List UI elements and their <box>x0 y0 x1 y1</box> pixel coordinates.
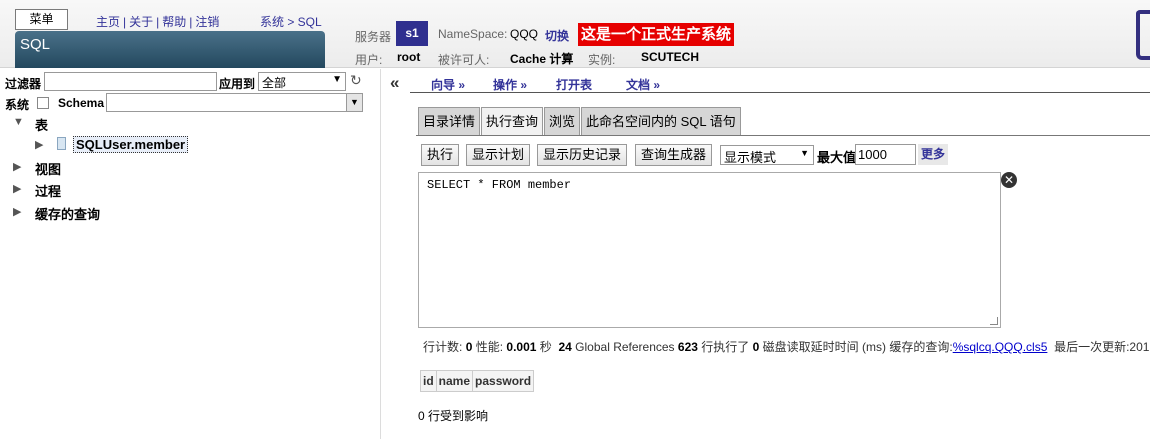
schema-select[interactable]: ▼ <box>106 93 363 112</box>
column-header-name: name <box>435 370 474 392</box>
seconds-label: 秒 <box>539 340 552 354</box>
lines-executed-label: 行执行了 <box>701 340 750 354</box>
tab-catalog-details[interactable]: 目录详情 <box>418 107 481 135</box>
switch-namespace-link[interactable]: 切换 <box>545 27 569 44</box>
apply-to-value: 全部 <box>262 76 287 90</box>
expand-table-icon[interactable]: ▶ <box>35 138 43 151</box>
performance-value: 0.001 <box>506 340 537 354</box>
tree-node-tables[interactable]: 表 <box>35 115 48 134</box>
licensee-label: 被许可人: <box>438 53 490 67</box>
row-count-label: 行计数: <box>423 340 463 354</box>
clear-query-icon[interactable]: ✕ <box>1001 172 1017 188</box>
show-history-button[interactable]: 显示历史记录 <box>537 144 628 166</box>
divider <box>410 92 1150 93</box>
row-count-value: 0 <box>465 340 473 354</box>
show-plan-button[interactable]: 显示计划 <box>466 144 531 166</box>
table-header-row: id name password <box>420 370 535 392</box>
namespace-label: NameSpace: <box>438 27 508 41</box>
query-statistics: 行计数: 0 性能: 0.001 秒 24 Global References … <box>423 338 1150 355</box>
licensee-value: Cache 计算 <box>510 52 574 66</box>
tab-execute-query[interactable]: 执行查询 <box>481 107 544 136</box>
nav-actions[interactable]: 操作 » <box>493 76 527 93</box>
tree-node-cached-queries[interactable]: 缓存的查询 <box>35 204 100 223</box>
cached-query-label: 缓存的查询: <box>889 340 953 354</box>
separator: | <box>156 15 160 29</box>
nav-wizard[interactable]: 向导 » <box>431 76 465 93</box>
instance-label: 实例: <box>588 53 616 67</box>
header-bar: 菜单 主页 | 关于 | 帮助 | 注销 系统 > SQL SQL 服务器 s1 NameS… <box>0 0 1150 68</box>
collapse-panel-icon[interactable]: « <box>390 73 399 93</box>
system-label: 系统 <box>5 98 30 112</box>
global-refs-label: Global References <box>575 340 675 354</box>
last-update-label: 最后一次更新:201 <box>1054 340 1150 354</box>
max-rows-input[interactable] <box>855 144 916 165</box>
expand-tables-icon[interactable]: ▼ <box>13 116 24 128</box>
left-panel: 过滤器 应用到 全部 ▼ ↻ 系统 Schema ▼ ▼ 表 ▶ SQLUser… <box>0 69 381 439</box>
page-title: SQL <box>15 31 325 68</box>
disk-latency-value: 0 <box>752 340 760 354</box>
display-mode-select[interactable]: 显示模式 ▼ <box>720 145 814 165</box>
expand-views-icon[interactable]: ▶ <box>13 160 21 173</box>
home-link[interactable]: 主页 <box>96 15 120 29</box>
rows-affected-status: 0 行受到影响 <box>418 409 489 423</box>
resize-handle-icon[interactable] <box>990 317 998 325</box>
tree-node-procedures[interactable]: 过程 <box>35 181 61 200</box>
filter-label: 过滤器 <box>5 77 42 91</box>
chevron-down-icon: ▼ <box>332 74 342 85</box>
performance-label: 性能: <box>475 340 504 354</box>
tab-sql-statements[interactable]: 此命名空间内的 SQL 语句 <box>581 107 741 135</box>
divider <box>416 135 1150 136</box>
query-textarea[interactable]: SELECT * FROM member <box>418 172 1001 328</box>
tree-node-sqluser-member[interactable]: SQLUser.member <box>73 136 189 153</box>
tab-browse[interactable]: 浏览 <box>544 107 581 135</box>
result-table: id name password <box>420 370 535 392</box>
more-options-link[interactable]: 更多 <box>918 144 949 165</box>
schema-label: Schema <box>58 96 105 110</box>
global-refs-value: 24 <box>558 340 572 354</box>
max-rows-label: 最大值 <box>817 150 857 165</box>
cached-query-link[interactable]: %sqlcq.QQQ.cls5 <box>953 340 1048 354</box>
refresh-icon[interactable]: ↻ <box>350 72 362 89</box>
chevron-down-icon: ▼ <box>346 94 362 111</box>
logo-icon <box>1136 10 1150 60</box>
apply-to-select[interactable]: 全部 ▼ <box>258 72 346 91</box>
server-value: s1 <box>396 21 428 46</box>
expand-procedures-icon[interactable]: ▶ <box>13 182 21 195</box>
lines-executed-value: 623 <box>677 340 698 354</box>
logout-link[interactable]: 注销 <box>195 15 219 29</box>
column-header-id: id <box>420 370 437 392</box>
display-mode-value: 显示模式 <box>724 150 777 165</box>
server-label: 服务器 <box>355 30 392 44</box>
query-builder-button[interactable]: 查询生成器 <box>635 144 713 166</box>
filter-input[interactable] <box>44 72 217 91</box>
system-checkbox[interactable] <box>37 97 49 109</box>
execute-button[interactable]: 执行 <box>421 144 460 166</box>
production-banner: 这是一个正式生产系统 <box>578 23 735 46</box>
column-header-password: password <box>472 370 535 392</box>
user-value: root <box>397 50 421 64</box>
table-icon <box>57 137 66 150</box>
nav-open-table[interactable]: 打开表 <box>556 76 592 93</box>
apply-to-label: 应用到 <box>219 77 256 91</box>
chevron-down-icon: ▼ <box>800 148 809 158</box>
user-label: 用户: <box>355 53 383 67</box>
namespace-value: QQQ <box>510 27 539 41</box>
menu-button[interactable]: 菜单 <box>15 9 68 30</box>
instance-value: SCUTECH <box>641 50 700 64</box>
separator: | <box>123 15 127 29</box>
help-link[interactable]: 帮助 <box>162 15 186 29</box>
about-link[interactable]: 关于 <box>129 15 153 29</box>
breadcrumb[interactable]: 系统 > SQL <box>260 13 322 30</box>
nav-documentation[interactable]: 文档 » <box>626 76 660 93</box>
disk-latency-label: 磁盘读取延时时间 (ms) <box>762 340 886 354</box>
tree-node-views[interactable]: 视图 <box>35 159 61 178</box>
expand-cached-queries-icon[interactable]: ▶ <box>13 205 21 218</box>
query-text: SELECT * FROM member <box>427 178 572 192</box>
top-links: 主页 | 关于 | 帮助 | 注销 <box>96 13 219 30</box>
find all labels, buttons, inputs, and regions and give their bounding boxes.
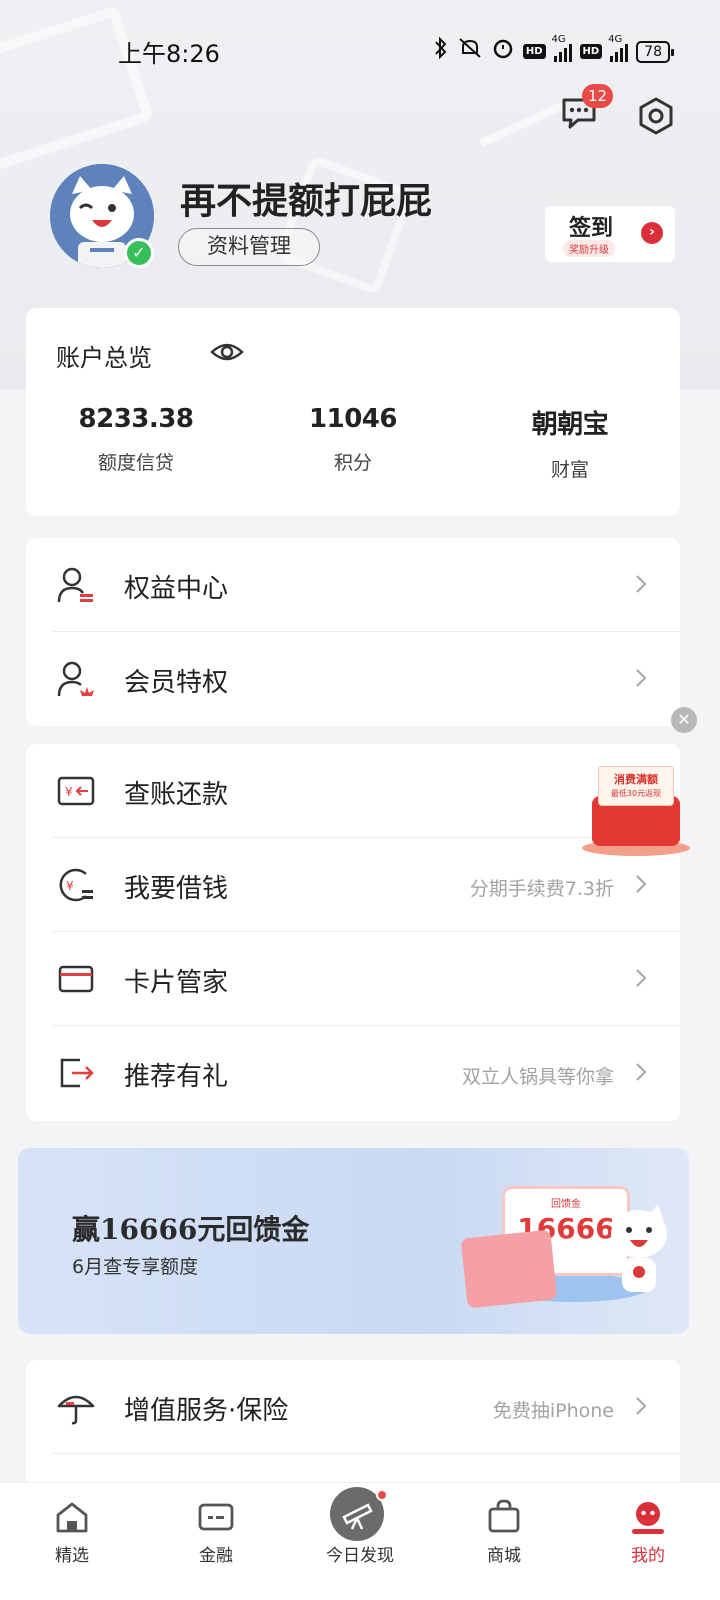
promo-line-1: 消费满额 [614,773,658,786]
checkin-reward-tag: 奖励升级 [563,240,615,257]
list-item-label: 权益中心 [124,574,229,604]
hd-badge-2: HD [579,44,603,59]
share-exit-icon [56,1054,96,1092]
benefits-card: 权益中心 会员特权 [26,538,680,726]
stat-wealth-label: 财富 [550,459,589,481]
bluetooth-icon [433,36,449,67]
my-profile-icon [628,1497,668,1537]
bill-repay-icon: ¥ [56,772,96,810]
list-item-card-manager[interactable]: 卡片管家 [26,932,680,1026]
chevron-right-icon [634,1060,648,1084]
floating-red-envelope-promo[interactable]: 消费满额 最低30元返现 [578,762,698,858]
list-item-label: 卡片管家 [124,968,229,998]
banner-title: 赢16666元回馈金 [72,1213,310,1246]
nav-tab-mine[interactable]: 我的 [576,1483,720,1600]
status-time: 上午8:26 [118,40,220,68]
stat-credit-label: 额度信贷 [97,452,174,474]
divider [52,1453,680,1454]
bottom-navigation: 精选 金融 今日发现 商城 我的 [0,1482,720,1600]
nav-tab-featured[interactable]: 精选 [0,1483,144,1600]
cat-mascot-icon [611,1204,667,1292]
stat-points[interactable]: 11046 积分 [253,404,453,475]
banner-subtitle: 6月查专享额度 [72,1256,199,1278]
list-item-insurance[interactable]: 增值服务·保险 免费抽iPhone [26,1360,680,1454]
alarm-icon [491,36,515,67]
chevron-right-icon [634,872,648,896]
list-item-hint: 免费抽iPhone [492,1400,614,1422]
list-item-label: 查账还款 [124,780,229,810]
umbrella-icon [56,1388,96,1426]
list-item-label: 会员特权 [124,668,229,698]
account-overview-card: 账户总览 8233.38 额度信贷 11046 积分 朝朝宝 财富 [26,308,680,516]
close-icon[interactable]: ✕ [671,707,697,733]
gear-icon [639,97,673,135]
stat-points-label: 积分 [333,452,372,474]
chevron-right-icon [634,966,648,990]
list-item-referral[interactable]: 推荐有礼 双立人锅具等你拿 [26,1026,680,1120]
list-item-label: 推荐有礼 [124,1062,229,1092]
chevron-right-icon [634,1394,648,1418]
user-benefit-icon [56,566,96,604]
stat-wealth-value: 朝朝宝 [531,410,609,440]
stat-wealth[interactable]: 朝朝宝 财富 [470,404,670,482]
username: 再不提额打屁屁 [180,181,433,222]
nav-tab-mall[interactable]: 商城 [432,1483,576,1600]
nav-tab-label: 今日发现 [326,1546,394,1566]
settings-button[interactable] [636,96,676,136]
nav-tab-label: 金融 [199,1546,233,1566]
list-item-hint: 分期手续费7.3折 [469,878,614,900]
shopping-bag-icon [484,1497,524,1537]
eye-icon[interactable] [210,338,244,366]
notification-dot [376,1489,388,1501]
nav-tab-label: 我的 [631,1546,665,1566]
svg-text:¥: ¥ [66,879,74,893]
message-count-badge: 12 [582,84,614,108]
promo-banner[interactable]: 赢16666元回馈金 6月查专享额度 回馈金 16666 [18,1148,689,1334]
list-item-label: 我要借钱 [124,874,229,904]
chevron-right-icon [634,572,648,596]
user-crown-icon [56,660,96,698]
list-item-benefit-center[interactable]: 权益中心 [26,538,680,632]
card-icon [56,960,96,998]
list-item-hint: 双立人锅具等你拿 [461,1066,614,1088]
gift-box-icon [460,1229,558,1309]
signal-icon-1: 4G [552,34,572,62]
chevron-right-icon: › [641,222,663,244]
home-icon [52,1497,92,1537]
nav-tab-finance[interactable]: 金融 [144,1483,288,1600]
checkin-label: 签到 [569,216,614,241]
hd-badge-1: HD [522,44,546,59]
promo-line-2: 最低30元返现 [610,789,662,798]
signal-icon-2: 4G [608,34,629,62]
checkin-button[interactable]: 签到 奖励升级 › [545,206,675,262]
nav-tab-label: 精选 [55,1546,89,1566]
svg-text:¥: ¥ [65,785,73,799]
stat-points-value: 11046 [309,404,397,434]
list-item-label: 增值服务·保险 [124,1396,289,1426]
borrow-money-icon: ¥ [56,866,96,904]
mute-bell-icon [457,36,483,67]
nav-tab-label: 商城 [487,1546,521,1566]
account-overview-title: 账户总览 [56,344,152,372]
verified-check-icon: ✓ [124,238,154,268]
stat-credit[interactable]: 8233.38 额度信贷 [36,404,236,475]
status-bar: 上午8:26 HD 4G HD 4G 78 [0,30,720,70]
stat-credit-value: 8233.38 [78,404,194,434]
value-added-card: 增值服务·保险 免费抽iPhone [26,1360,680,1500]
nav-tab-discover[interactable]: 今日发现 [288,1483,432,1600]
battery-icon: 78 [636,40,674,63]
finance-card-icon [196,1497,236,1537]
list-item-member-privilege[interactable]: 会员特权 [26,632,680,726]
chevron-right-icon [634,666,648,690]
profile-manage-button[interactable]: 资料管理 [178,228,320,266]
------
### Written exercise
Write out everything from the line containing "schema-select[interactable]: ▼ <box>106" down to the line containing "table-header-row: id name", copying each line as it appears in the records.

### Final result
schema-select[interactable]: ▼ <box>106 93 363 112</box>
column-header-name: name <box>435 370 474 392</box>
seconds-label: 秒 <box>539 340 552 354</box>
lines-executed-label: 行执行了 <box>701 340 750 354</box>
tab-catalog-details[interactable]: 目录详情 <box>418 107 481 135</box>
switch-namespace-link[interactable]: 切换 <box>545 27 569 44</box>
apply-to-value: 全部 <box>262 76 287 90</box>
expand-table-icon[interactable]: ▶ <box>35 138 43 151</box>
performance-value: 0.001 <box>506 340 537 354</box>
tree-node-tables[interactable]: 表 <box>35 115 48 134</box>
licensee-label: 被许可人: <box>438 53 490 67</box>
row-count-label: 行计数: <box>423 340 463 354</box>
clear-query-icon[interactable]: ✕ <box>1001 172 1017 188</box>
show-history-button[interactable]: 显示历史记录 <box>537 144 628 166</box>
divider <box>410 92 1150 93</box>
row-count-value: 0 <box>465 340 473 354</box>
show-plan-button[interactable]: 显示计划 <box>466 144 531 166</box>
table-header-row: id name password <box>420 370 535 392</box>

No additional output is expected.